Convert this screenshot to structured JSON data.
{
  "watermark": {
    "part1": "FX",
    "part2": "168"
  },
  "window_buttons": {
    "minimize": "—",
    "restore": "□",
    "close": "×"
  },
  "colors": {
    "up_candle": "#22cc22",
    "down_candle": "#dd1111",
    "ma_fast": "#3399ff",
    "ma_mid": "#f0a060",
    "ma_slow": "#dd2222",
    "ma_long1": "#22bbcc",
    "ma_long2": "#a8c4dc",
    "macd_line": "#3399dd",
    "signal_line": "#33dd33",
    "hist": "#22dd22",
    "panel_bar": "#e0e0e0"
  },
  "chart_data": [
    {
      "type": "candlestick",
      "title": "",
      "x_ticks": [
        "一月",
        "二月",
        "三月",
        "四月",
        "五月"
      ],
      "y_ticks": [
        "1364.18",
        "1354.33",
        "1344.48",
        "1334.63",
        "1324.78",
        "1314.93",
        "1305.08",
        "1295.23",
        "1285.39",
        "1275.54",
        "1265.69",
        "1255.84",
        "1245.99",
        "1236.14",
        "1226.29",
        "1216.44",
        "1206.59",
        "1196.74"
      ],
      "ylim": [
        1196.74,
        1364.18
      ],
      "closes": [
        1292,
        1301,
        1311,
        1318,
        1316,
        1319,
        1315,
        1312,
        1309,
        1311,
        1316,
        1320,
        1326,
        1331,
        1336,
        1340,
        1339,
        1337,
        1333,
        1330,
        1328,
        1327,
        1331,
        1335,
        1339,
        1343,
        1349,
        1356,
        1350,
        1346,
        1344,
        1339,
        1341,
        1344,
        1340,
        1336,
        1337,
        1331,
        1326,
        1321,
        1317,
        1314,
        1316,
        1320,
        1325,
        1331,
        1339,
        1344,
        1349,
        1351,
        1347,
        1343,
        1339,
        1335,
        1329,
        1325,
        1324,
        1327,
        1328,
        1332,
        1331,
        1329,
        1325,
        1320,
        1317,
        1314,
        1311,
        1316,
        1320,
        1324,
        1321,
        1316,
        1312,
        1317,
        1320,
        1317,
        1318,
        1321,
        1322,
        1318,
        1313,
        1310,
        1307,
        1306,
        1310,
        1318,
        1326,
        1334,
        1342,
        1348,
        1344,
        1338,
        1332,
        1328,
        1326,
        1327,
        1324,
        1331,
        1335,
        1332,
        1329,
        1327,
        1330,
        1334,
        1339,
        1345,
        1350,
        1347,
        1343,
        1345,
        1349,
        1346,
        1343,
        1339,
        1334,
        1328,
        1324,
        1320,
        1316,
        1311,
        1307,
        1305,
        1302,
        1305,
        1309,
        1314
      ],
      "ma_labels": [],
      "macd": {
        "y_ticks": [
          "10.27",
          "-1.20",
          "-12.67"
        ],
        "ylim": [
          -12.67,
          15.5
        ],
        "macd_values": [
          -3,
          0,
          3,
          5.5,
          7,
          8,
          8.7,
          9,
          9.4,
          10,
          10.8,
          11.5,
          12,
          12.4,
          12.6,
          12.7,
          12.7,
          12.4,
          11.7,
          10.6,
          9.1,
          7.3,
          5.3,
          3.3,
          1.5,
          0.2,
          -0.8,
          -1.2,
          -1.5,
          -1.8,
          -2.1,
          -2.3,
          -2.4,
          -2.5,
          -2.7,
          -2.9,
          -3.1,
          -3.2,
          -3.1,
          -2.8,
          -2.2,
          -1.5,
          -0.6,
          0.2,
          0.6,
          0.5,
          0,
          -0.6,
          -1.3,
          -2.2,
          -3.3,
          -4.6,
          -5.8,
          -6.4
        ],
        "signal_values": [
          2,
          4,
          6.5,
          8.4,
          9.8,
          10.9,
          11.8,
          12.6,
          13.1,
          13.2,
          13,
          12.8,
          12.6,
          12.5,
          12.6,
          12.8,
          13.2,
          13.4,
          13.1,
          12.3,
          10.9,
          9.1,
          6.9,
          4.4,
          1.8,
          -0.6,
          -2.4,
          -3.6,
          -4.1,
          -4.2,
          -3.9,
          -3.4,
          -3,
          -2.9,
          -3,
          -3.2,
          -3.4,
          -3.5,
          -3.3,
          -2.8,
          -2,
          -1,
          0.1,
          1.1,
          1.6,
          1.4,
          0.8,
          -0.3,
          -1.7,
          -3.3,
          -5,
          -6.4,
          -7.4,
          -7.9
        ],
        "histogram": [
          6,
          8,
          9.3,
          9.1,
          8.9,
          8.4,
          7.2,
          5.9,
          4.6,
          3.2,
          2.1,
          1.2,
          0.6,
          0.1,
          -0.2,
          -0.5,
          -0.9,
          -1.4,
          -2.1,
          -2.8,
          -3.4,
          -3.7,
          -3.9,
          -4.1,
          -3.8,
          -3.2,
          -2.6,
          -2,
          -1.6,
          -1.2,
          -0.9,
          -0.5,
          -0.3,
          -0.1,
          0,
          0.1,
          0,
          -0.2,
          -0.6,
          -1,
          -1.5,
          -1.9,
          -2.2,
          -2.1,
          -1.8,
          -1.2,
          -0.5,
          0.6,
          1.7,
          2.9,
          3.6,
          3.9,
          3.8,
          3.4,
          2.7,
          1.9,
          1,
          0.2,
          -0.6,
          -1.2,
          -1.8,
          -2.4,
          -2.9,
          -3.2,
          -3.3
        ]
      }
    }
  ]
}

### To be done
Repeat the material above in full, exactly as it stands.

### Output for this exercise
Convert this screenshot to structured JSON data.
{
  "watermark": {
    "part1": "FX",
    "part2": "168"
  },
  "window_buttons": {
    "minimize": "—",
    "restore": "□",
    "close": "×"
  },
  "colors": {
    "up_candle": "#22cc22",
    "down_candle": "#dd1111",
    "ma_fast": "#3399ff",
    "ma_mid": "#f0a060",
    "ma_slow": "#dd2222",
    "ma_long1": "#22bbcc",
    "ma_long2": "#a8c4dc",
    "macd_line": "#3399dd",
    "signal_line": "#33dd33",
    "hist": "#22dd22",
    "panel_bar": "#e0e0e0"
  },
  "chart_data": [
    {
      "type": "candlestick",
      "title": "",
      "x_ticks": [
        "一月",
        "二月",
        "三月",
        "四月",
        "五月"
      ],
      "y_ticks": [
        "1364.18",
        "1354.33",
        "1344.48",
        "1334.63",
        "1324.78",
        "1314.93",
        "1305.08",
        "1295.23",
        "1285.39",
        "1275.54",
        "1265.69",
        "1255.84",
        "1245.99",
        "1236.14",
        "1226.29",
        "1216.44",
        "1206.59",
        "1196.74"
      ],
      "ylim": [
        1196.74,
        1364.18
      ],
      "closes": [
        1292,
        1301,
        1311,
        1318,
        1316,
        1319,
        1315,
        1312,
        1309,
        1311,
        1316,
        1320,
        1326,
        1331,
        1336,
        1340,
        1339,
        1337,
        1333,
        1330,
        1328,
        1327,
        1331,
        1335,
        1339,
        1343,
        1349,
        1356,
        1350,
        1346,
        1344,
        1339,
        1341,
        1344,
        1340,
        1336,
        1337,
        1331,
        1326,
        1321,
        1317,
        1314,
        1316,
        1320,
        1325,
        1331,
        1339,
        1344,
        1349,
        1351,
        1347,
        1343,
        1339,
        1335,
        1329,
        1325,
        1324,
        1327,
        1328,
        1332,
        1331,
        1329,
        1325,
        1320,
        1317,
        1314,
        1311,
        1316,
        1320,
        1324,
        1321,
        1316,
        1312,
        1317,
        1320,
        1317,
        1318,
        1321,
        1322,
        1318,
        1313,
        1310,
        1307,
        1306,
        1310,
        1318,
        1326,
        1334,
        1342,
        1348,
        1344,
        1338,
        1332,
        1328,
        1326,
        1327,
        1324,
        1331,
        1335,
        1332,
        1329,
        1327,
        1330,
        1334,
        1339,
        1345,
        1350,
        1347,
        1343,
        1345,
        1349,
        1346,
        1343,
        1339,
        1334,
        1328,
        1324,
        1320,
        1316,
        1311,
        1307,
        1305,
        1302,
        1305,
        1309,
        1314
      ],
      "ma_labels": [],
      "macd": {
        "y_ticks": [
          "10.27",
          "-1.20",
          "-12.67"
        ],
        "ylim": [
          -12.67,
          15.5
        ],
        "macd_values": [
          -3,
          0,
          3,
          5.5,
          7,
          8,
          8.7,
          9,
          9.4,
          10,
          10.8,
          11.5,
          12,
          12.4,
          12.6,
          12.7,
          12.7,
          12.4,
          11.7,
          10.6,
          9.1,
          7.3,
          5.3,
          3.3,
          1.5,
          0.2,
          -0.8,
          -1.2,
          -1.5,
          -1.8,
          -2.1,
          -2.3,
          -2.4,
          -2.5,
          -2.7,
          -2.9,
          -3.1,
          -3.2,
          -3.1,
          -2.8,
          -2.2,
          -1.5,
          -0.6,
          0.2,
          0.6,
          0.5,
          0,
          -0.6,
          -1.3,
          -2.2,
          -3.3,
          -4.6,
          -5.8,
          -6.4
        ],
        "signal_values": [
          2,
          4,
          6.5,
          8.4,
          9.8,
          10.9,
          11.8,
          12.6,
          13.1,
          13.2,
          13,
          12.8,
          12.6,
          12.5,
          12.6,
          12.8,
          13.2,
          13.4,
          13.1,
          12.3,
          10.9,
          9.1,
          6.9,
          4.4,
          1.8,
          -0.6,
          -2.4,
          -3.6,
          -4.1,
          -4.2,
          -3.9,
          -3.4,
          -3,
          -2.9,
          -3,
          -3.2,
          -3.4,
          -3.5,
          -3.3,
          -2.8,
          -2,
          -1,
          0.1,
          1.1,
          1.6,
          1.4,
          0.8,
          -0.3,
          -1.7,
          -3.3,
          -5,
          -6.4,
          -7.4,
          -7.9
        ],
        "histogram": [
          6,
          8,
          9.3,
          9.1,
          8.9,
          8.4,
          7.2,
          5.9,
          4.6,
          3.2,
          2.1,
          1.2,
          0.6,
          0.1,
          -0.2,
          -0.5,
          -0.9,
          -1.4,
          -2.1,
          -2.8,
          -3.4,
          -3.7,
          -3.9,
          -4.1,
          -3.8,
          -3.2,
          -2.6,
          -2,
          -1.6,
          -1.2,
          -0.9,
          -0.5,
          -0.3,
          -0.1,
          0,
          0.1,
          0,
          -0.2,
          -0.6,
          -1,
          -1.5,
          -1.9,
          -2.2,
          -2.1,
          -1.8,
          -1.2,
          -0.5,
          0.6,
          1.7,
          2.9,
          3.6,
          3.9,
          3.8,
          3.4,
          2.7,
          1.9,
          1,
          0.2,
          -0.6,
          -1.2,
          -1.8,
          -2.4,
          -2.9,
          -3.2,
          -3.3
        ]
      }
    }
  ]
}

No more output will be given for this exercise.